- **Selected excerpt**:
- Opening Delimiter -

How materials transparency affects your practice
As we seek to more effectively prioritize our health and the health of our planet, the need for better built environments has becomes increasingly important. Design professionals are being tasked with a significant undertaking: understanding materials’ health, environmental, and social impacts, working to minimize these impacts by optimizing material selections.
Our role in selecting better materials
Architects and designers have a little-recognized yet influential role in reducing negative human health, social, and environmental impacts by way of better building product selection. Architects can reduce the impact on people and the planet by selecting innovative and responsible materials from manufacturers that practice transparency, or, go further by optimizing products through eliminating harmful substances and practices.
Materials transparency refers to manufacturers disclosing the environmental, health and social impacts of their products. This disclosure can be done in many ways, with both third-party verified certification documents, and with self-disclosure tools. The important thing is for building product manufacturers to disclose clear information about their products. Once manufacturers understand industry transparency priorities, they can optimize their products by phasing out harmful ingredients and processes.

- Closing Delimiter -

- **Data supplied**:
- Opening Delimiter -

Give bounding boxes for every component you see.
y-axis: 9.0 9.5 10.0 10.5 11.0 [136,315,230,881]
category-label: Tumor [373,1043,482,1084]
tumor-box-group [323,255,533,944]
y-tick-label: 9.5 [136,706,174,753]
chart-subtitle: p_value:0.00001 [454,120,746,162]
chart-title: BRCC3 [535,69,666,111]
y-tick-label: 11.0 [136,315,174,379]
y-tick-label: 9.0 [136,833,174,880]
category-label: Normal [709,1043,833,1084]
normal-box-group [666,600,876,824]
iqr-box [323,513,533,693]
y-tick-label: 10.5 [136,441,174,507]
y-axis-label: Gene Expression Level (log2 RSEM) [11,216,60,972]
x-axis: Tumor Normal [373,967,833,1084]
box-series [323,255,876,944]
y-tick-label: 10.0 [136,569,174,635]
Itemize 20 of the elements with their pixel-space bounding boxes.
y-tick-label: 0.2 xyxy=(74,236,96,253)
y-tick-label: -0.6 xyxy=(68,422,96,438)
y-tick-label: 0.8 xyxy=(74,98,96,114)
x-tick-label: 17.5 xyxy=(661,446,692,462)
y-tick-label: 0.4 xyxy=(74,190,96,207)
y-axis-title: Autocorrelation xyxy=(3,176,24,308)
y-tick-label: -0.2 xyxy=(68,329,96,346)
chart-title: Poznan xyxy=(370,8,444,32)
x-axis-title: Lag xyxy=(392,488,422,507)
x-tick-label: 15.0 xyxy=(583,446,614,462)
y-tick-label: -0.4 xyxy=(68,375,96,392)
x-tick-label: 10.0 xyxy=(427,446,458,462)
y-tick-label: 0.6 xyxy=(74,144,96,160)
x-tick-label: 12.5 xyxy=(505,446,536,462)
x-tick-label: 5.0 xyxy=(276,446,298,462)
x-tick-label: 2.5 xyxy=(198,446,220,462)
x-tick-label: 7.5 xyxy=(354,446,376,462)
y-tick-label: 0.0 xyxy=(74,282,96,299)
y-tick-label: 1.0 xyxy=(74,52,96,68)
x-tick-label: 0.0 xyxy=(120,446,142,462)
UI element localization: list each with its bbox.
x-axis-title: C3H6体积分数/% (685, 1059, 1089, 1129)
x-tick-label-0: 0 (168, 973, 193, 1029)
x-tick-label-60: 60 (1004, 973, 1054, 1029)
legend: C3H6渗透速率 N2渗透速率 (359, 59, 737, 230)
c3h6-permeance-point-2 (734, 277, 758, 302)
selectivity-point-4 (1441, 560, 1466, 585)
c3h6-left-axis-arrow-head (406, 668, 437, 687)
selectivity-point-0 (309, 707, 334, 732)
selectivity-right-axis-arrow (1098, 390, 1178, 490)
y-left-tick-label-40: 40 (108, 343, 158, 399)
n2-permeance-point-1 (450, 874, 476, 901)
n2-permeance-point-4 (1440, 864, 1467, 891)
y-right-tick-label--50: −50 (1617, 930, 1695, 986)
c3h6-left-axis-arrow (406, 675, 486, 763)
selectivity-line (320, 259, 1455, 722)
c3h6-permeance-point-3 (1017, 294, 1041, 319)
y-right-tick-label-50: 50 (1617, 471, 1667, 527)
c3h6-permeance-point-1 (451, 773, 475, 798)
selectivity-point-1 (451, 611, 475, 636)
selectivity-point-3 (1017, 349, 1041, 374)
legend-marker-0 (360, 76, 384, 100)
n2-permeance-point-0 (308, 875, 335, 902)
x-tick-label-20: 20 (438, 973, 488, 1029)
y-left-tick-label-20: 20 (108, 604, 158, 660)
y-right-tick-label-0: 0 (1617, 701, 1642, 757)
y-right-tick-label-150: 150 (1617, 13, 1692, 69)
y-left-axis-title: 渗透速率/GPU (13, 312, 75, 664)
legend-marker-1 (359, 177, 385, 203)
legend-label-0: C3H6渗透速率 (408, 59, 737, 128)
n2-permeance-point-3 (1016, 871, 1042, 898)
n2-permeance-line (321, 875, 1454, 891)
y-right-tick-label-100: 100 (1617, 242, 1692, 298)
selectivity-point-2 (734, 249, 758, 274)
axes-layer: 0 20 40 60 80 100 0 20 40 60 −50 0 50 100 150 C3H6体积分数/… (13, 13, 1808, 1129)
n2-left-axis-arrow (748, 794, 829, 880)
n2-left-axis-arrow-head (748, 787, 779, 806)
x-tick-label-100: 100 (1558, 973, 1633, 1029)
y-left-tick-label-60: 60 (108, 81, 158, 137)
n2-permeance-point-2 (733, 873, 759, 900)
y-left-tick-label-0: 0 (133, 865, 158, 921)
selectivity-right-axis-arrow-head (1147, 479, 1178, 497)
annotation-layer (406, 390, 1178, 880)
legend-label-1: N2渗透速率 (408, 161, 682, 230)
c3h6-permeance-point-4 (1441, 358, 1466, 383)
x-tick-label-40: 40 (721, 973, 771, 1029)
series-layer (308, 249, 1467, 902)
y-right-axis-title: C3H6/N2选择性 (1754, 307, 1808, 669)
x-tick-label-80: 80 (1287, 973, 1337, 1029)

- Closing Delimiter -

- **Tasks to carry out**:
(a) Turn the paragraph in the materials transparency text that begins "Materials transparency refers to" into a bulleted list that keeps its main facts.
(b) Summarize the materials transparency text in two sentences.
(c) According to the materials transparency text, what two ways can manufacturers use to disclose their products' impacts?
Work only from the text on materials transparency.

- **Solutions below**:
(a)
- Materials transparency means manufacturers disclose the environmental, health, and social impacts of their products.
- Disclosure can come through third-party verified certification documents or through self-disclosure tools.
- What matters is that building product manufacturers disclose clear information about their products.
- Once manufacturers understand industry transparency priorities, they can optimize their products by phasing out harmful ingredients and processes.

(b) Design professionals are being tasked with understanding materials' health, environmental, and social impacts and minimizing them by optimizing material selections. Architects can reduce harm to people and the planet by choosing responsible materials from manufacturers that practice transparency, disclosing their products' impacts through certifications or self-disclosure tools, and those manufacturers can then phase out harmful ingredients and processes.

(c) Third-party verified certification documents and self-disclosure tools.